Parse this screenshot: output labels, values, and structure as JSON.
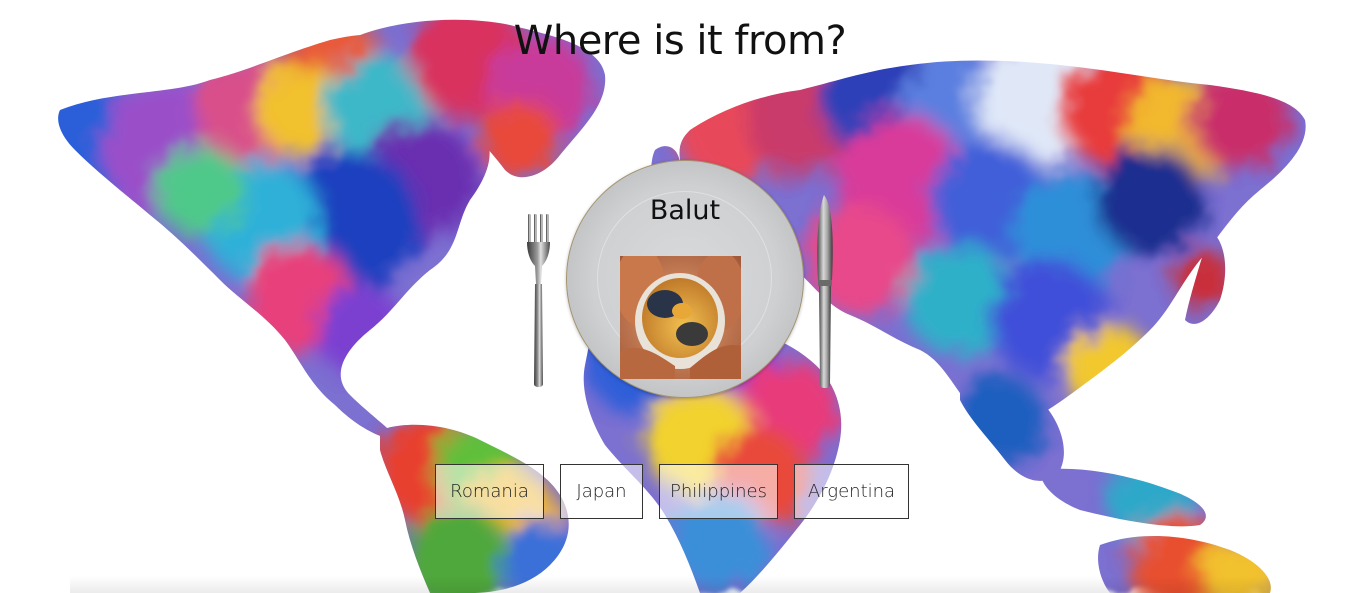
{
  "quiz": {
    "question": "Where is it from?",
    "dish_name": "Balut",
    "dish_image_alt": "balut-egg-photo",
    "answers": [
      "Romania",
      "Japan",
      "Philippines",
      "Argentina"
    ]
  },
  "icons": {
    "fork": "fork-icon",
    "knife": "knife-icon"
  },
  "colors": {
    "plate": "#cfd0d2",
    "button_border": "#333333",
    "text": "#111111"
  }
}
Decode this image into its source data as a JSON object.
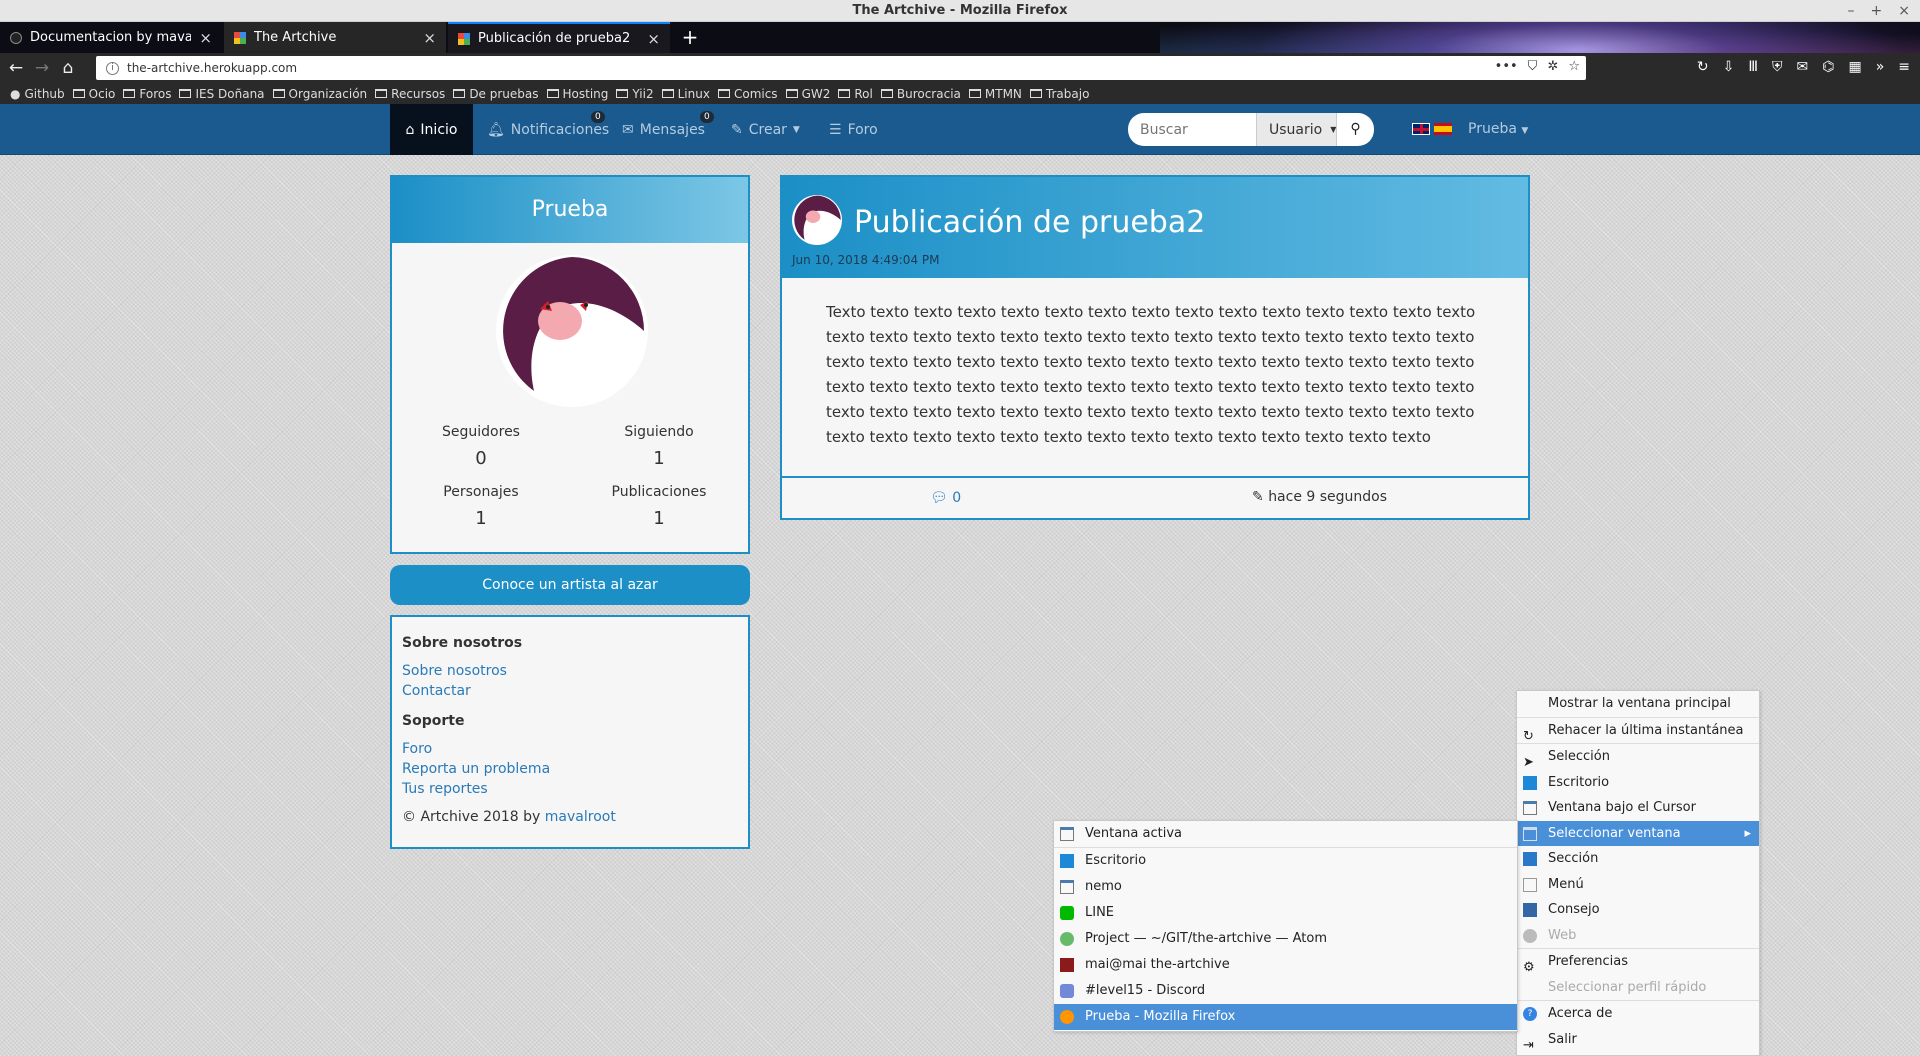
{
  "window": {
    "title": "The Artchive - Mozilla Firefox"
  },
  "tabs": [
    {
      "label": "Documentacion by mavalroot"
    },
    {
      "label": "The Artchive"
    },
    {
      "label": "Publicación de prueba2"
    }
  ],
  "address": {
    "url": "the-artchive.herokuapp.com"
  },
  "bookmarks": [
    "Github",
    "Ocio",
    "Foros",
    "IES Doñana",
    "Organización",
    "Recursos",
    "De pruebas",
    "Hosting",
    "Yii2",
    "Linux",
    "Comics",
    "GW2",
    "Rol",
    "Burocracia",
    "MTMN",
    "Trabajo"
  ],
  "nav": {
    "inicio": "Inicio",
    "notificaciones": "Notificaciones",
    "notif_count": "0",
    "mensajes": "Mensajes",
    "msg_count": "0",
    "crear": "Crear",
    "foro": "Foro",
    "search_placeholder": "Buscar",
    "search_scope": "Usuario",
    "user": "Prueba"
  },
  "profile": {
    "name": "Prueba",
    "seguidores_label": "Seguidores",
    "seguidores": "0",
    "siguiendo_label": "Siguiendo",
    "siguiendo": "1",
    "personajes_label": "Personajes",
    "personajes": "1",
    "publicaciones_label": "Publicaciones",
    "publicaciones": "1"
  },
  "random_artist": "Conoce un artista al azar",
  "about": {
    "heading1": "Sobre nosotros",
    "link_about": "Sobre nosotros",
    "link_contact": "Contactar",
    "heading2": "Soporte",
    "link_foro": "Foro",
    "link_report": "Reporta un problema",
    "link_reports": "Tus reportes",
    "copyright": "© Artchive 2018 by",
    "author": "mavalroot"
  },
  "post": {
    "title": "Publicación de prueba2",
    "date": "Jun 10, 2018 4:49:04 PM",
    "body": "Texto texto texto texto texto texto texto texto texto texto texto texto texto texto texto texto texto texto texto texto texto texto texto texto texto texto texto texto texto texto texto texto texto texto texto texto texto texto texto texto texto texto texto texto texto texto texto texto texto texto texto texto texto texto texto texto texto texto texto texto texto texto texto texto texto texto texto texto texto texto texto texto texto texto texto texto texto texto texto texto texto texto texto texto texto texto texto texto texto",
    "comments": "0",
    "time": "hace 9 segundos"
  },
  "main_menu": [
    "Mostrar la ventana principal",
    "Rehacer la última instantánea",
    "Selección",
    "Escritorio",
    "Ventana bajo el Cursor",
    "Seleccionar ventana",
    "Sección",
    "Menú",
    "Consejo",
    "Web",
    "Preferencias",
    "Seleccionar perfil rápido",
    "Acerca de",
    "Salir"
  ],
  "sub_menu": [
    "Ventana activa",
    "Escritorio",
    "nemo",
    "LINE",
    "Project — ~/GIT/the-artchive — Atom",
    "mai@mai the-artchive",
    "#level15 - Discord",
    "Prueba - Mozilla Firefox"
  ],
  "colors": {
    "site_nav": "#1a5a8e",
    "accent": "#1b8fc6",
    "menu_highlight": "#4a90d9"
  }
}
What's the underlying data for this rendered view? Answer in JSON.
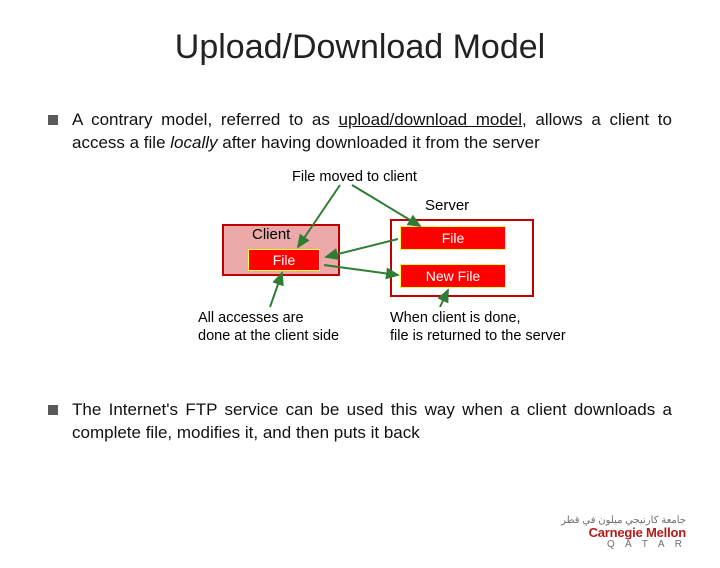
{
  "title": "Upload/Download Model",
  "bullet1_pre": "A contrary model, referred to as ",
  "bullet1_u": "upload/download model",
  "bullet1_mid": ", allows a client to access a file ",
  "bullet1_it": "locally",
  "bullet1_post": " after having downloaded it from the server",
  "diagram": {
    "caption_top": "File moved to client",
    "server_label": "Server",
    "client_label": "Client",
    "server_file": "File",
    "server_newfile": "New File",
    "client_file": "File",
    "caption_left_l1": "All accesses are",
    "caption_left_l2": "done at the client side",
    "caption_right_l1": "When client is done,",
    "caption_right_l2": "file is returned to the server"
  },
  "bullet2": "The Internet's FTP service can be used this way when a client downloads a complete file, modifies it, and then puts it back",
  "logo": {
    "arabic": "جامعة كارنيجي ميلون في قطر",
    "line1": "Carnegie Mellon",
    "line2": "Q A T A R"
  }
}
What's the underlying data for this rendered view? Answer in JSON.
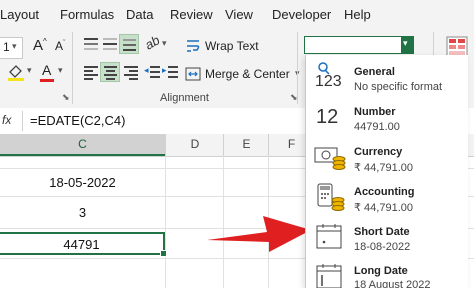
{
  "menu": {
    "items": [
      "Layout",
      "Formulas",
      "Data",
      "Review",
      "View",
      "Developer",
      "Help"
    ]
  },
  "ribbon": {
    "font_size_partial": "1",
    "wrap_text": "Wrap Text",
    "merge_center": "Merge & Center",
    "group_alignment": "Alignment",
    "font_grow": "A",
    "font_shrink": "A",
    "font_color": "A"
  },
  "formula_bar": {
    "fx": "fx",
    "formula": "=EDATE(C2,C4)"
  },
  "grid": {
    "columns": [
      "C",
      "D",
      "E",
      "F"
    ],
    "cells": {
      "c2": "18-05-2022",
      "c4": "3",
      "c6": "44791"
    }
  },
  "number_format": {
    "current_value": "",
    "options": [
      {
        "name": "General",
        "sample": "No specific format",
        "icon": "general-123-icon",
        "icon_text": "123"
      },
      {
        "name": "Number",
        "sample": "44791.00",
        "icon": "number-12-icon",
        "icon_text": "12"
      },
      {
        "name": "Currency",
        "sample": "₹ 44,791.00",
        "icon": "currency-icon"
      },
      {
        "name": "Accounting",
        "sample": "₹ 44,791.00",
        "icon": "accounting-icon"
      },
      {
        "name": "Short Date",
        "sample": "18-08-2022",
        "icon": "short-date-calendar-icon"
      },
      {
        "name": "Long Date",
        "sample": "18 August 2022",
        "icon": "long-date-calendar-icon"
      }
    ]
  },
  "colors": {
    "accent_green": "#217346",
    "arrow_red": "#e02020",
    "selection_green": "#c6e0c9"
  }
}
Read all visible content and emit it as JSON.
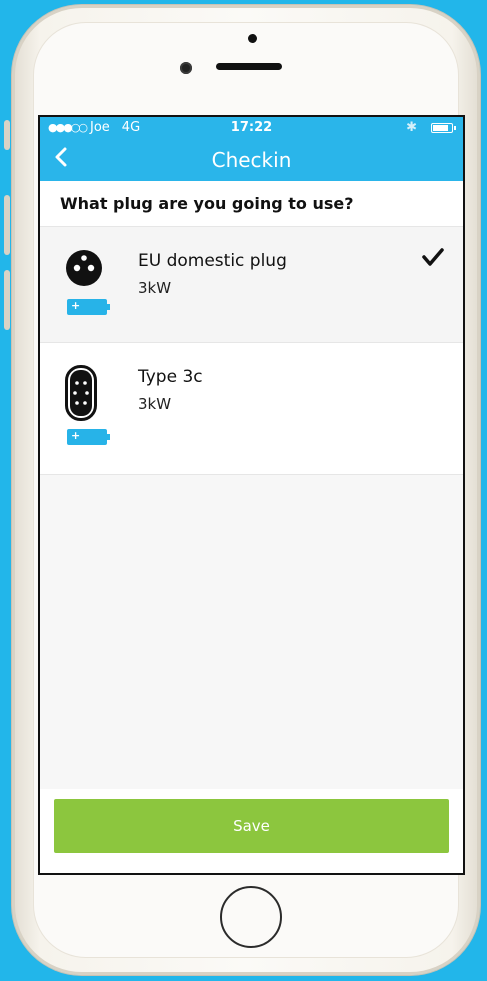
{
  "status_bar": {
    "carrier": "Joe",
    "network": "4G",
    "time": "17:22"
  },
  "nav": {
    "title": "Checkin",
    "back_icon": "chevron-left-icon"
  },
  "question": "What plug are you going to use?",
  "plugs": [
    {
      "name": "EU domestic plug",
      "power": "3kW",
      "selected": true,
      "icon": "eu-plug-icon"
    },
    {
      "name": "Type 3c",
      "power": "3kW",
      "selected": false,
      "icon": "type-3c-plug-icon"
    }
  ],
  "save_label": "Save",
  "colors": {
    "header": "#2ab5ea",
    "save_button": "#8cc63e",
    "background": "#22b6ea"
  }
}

|---|

§ **DIRECTIONS**: Give the data above again in full and unchanged, skipping the pictures.

§ **FINAL RESULT**:
Parse this screenshot: output labels, values, and structure as JSON.
{
  "quiz": {
    "question": "Where is it from?",
    "dish_name": "Balut",
    "dish_image_alt": "balut-egg-photo",
    "answers": [
      "Romania",
      "Japan",
      "Philippines",
      "Argentina"
    ]
  },
  "icons": {
    "fork": "fork-icon",
    "knife": "knife-icon"
  },
  "colors": {
    "plate": "#cfd0d2",
    "button_border": "#333333",
    "text": "#111111"
  }
}
Decode this image into its source data as a JSON object.
{
  "window": {
    "title": "The Artchive - Mozilla Firefox"
  },
  "tabs": [
    {
      "label": "Documentacion by mavalroot"
    },
    {
      "label": "The Artchive"
    },
    {
      "label": "Publicación de prueba2"
    }
  ],
  "address": {
    "url": "the-artchive.herokuapp.com"
  },
  "bookmarks": [
    "Github",
    "Ocio",
    "Foros",
    "IES Doñana",
    "Organización",
    "Recursos",
    "De pruebas",
    "Hosting",
    "Yii2",
    "Linux",
    "Comics",
    "GW2",
    "Rol",
    "Burocracia",
    "MTMN",
    "Trabajo"
  ],
  "nav": {
    "inicio": "Inicio",
    "notificaciones": "Notificaciones",
    "notif_count": "0",
    "mensajes": "Mensajes",
    "msg_count": "0",
    "crear": "Crear",
    "foro": "Foro",
    "search_placeholder": "Buscar",
    "search_scope": "Usuario",
    "user": "Prueba"
  },
  "profile": {
    "name": "Prueba",
    "seguidores_label": "Seguidores",
    "seguidores": "0",
    "siguiendo_label": "Siguiendo",
    "siguiendo": "1",
    "personajes_label": "Personajes",
    "personajes": "1",
    "publicaciones_label": "Publicaciones",
    "publicaciones": "1"
  },
  "random_artist": "Conoce un artista al azar",
  "about": {
    "heading1": "Sobre nosotros",
    "link_about": "Sobre nosotros",
    "link_contact": "Contactar",
    "heading2": "Soporte",
    "link_foro": "Foro",
    "link_report": "Reporta un problema",
    "link_reports": "Tus reportes",
    "copyright": "© Artchive 2018 by",
    "author": "mavalroot"
  },
  "post": {
    "title": "Publicación de prueba2",
    "date": "Jun 10, 2018 4:49:04 PM",
    "body": "Texto texto texto texto texto texto texto texto texto texto texto texto texto texto texto texto texto texto texto texto texto texto texto texto texto texto texto texto texto texto texto texto texto texto texto texto texto texto texto texto texto texto texto texto texto texto texto texto texto texto texto texto texto texto texto texto texto texto texto texto texto texto texto texto texto texto texto texto texto texto texto texto texto texto texto texto texto texto texto texto texto texto texto texto texto texto texto texto texto",
    "comments": "0",
    "time": "hace 9 segundos"
  },
  "main_menu": [
    "Mostrar la ventana principal",
    "Rehacer la última instantánea",
    "Selección",
    "Escritorio",
    "Ventana bajo el Cursor",
    "Seleccionar ventana",
    "Sección",
    "Menú",
    "Consejo",
    "Web",
    "Preferencias",
    "Seleccionar perfil rápido",
    "Acerca de",
    "Salir"
  ],
  "sub_menu": [
    "Ventana activa",
    "Escritorio",
    "nemo",
    "LINE",
    "Project — ~/GIT/the-artchive — Atom",
    "mai@mai the-artchive",
    "#level15 - Discord",
    "Prueba - Mozilla Firefox"
  ],
  "colors": {
    "site_nav": "#1a5a8e",
    "accent": "#1b8fc6",
    "menu_highlight": "#4a90d9"
  }
}
What's the underlying data for this rendered view? Answer in JSON.
{
  "title": "Upload/Download Model",
  "bullet1_pre": "A contrary model, referred to as ",
  "bullet1_u": "upload/download model",
  "bullet1_mid": ", allows a client to access a file ",
  "bullet1_it": "locally",
  "bullet1_post": " after having downloaded it from the server",
  "diagram": {
    "caption_top": "File moved to client",
    "server_label": "Server",
    "client_label": "Client",
    "server_file": "File",
    "server_newfile": "New File",
    "client_file": "File",
    "caption_left_l1": "All accesses are",
    "caption_left_l2": "done at the client side",
    "caption_right_l1": "When client is done,",
    "caption_right_l2": "file is returned to the server"
  },
  "bullet2": "The Internet's FTP service can be used this way when a client downloads a complete file, modifies it, and then puts it back",
  "logo": {
    "arabic": "جامعة كارنيجي ميلون في قطر",
    "line1": "Carnegie Mellon",
    "line2": "Q A T A R"
  }
}
What's the underlying data for this rendered view? Answer in JSON.
{
  "menu": {
    "items": [
      "Layout",
      "Formulas",
      "Data",
      "Review",
      "View",
      "Developer",
      "Help"
    ]
  },
  "ribbon": {
    "font_size_partial": "1",
    "wrap_text": "Wrap Text",
    "merge_center": "Merge & Center",
    "group_alignment": "Alignment",
    "font_grow": "A",
    "font_shrink": "A",
    "font_color": "A"
  },
  "formula_bar": {
    "fx": "fx",
    "formula": "=EDATE(C2,C4)"
  },
  "grid": {
    "columns": [
      "C",
      "D",
      "E",
      "F"
    ],
    "cells": {
      "c2": "18-05-2022",
      "c4": "3",
      "c6": "44791"
    }
  },
  "number_format": {
    "current_value": "",
    "options": [
      {
        "name": "General",
        "sample": "No specific format",
        "icon": "general-123-icon",
        "icon_text": "123"
      },
      {
        "name": "Number",
        "sample": "44791.00",
        "icon": "number-12-icon",
        "icon_text": "12"
      },
      {
        "name": "Currency",
        "sample": "₹ 44,791.00",
        "icon": "currency-icon"
      },
      {
        "name": "Accounting",
        "sample": "₹ 44,791.00",
        "icon": "accounting-icon"
      },
      {
        "name": "Short Date",
        "sample": "18-08-2022",
        "icon": "short-date-calendar-icon"
      },
      {
        "name": "Long Date",
        "sample": "18 August 2022",
        "icon": "long-date-calendar-icon"
      }
    ]
  },
  "colors": {
    "accent_green": "#217346",
    "arrow_red": "#e02020",
    "selection_green": "#c6e0c9"
  }
}
Read all visible content and emit it as JSON.
{
  "status_bar": {
    "carrier": "Joe",
    "network": "4G",
    "time": "17:22"
  },
  "nav": {
    "title": "Checkin",
    "back_icon": "chevron-left-icon"
  },
  "question": "What plug are you going to use?",
  "plugs": [
    {
      "name": "EU domestic plug",
      "power": "3kW",
      "selected": true,
      "icon": "eu-plug-icon"
    },
    {
      "name": "Type 3c",
      "power": "3kW",
      "selected": false,
      "icon": "type-3c-plug-icon"
    }
  ],
  "save_label": "Save",
  "colors": {
    "header": "#2ab5ea",
    "save_button": "#8cc63e",
    "background": "#22b6ea"
  }
}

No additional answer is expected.